*Text to read*:
So, 10-20 hours per week they say. LIES! I spent almost 4 days stuck on Pset3 to the point I was about to give up. After trolling the internet, stack exchange, joining the slack channel, the Reddit threads and ALSO the Facebook group. It felt SO good to see this after check50. So… do you want to learn how I did it?

Unlike Plurality, when I opened this Pset and realised you had to write not one but SIX functions I freaked out! Mainly because I only know how to write basic loops and functions not put them together to make a whole program work – in unison. Luckily the cs50 guides you through each one without you having to piece together the code. You just learn how to solve each individual function separately. So here we go…


Vote

For the vote function, they want us to check if the voted candidate exists and then store this candidate into the correct location in a 2D array.


Here was my pseudocode:

- iterate through each candidate
- check if given name is existing candidate
- if name matches - add vote choice to correct location in 2-dimentional array preferences[voter][rank]
- when preference array is updated you must return true
- else return false (i.e name not a candidate)

Iterate through candidate

This will count through the total number of candidates 1 by 1. SO if there are 4 then we go from 0 to 1 to 2 to 3 and can use this to count through the name array to check.

 for (int i = 0; i < candidate_count; i++)
 

Then we needed to check if the given name is an existing candidate

If you remember in plurality we used the strcmp function from the <string.h> library. This compared two strings and if they are the same it returns 0 meaning true.

if (!strcmp(name, candidates[i].name))

Add to 2D Array

If they are the same then we should add the name in terms of [i]th of the array to the correct location in a 2-dimensional array. Which they gave to us: preferences[voter][rank]. I’ve added [i] to this 2D array as it represents the [i]th voted candidate in the array.

        preferences[voter][rank] = i;

Then you return true in the loop and then return false outside of the loop.


Tabulate

Okay, so tabulate actually F’d me up for days. For tabulate they want you to update voters’ top candidate votes count. I managed to complete the other functions before I completed tabulate. It just wouldn’t return false when “multiple candidates are eliminated”. Here is my latest pseudocode

// iterate through voter count (i.e 4 voters)
// determine whether in rank 1 or 2 
// check through each vote in rank 1 if eliminated
// if eliminated
// access rank 2
// then check the candidate 
// add vote +1
// if not eliminated add +1 vote for rank1 voted candidate
// end

Iterate through voter count

for (int i = 0; i < voter_count; i++)

Determine whether in rank 1 or 2

    int j = 0;

Remember they gave us preference[voter][rank] previously?
This means voter = i and rank = j. So int J = 0 means rank 1.

    int j = 0;

Then I decided to do a while loop to show that for EACH vote we check whether if eliminated. If they are we check rank 2 by changing the position in the array meaning we +1 to j position.

while (candidates[preferences[i][j]].eliminated == true)
    {
        j++;
    }

If the candidate is NOT eliminated and still in the game, we skip the while loop and go straight to updating the vote count for the specific candidate in rank1. The preference[i][j] is basically the voted candidate stored in a specific voter and rank position which we inputted in the earlier Vote Function.

candidates[preferences[i][j]].votes++;

Print Winner

For print_winner we want to check if a candidate has more than half the vote and if they do then print them as the winner. If they do not then we want to return false.

*Given entries*:
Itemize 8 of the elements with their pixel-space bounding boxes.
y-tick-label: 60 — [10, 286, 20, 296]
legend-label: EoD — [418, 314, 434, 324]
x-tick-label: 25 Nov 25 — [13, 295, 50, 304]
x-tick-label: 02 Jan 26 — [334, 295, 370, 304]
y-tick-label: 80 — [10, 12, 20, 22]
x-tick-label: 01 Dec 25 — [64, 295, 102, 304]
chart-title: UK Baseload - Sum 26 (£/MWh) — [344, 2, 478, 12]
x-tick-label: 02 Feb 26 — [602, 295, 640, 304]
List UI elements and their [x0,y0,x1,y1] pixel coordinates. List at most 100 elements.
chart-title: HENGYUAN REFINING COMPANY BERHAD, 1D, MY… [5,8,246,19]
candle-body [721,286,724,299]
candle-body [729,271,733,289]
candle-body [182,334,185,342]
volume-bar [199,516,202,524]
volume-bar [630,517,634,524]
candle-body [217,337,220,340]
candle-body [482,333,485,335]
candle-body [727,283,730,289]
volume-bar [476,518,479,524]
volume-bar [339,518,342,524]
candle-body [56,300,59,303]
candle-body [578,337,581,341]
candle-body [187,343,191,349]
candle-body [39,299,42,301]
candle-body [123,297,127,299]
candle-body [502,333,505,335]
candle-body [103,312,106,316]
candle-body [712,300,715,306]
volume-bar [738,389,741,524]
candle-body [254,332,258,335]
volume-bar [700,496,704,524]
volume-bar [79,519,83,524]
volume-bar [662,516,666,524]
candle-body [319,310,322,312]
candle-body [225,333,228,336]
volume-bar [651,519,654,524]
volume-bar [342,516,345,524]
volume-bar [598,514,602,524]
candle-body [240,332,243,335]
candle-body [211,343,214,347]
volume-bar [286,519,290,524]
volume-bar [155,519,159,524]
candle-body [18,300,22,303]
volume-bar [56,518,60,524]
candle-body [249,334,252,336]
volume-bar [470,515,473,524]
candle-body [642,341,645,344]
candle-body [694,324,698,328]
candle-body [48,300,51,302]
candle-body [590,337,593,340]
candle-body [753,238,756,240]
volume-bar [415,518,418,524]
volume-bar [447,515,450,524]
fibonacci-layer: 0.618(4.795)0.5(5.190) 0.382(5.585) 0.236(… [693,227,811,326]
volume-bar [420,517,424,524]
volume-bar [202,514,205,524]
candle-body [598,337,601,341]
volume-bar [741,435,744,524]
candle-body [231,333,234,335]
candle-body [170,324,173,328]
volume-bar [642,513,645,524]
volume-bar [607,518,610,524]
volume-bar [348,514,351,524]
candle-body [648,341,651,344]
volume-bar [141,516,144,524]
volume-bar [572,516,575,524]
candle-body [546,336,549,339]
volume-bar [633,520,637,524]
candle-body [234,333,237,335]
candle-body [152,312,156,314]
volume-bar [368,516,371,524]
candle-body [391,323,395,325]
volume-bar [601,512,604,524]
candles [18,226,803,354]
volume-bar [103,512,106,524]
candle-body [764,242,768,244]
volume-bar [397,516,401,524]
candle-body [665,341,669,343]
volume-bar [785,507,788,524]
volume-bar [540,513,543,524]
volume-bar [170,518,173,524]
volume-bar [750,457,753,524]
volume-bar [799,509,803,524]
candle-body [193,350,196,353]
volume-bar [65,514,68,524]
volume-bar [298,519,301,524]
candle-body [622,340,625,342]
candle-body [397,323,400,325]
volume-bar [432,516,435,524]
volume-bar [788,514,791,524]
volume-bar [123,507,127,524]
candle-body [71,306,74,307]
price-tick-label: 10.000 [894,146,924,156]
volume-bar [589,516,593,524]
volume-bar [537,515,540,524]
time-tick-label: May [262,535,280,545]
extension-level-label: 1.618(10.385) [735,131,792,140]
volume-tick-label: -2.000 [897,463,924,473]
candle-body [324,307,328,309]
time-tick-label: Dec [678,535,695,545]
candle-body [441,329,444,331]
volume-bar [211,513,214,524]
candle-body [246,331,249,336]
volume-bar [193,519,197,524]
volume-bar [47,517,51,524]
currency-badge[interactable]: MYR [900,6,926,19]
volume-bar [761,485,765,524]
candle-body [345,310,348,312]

*Instructions*:
**1.** According to the Pset3 walkthrough, how long was the writer stuck on Pset3?
**2.** Write out the Pset3 walkthrough word for word from "This will count" to "0 meaning true.".
The records are separate material unrelated to the Pset3 walkthrough.

*Correct answers*:
**1.** Almost four days.

**2.**
This will count through the total number of candidates 1 by 1. SO if there are 4 then we go from 0 to 1 to 2 to 3 and can use this to count through the name array to check.

 for (int i = 0; i < candidate_count; i++)
 

Then we needed to check if the given name is an existing candidate

If you remember in plurality we used the strcmp function from the <string.h> library. This compared two strings and if they are the same it returns 0 meaning true.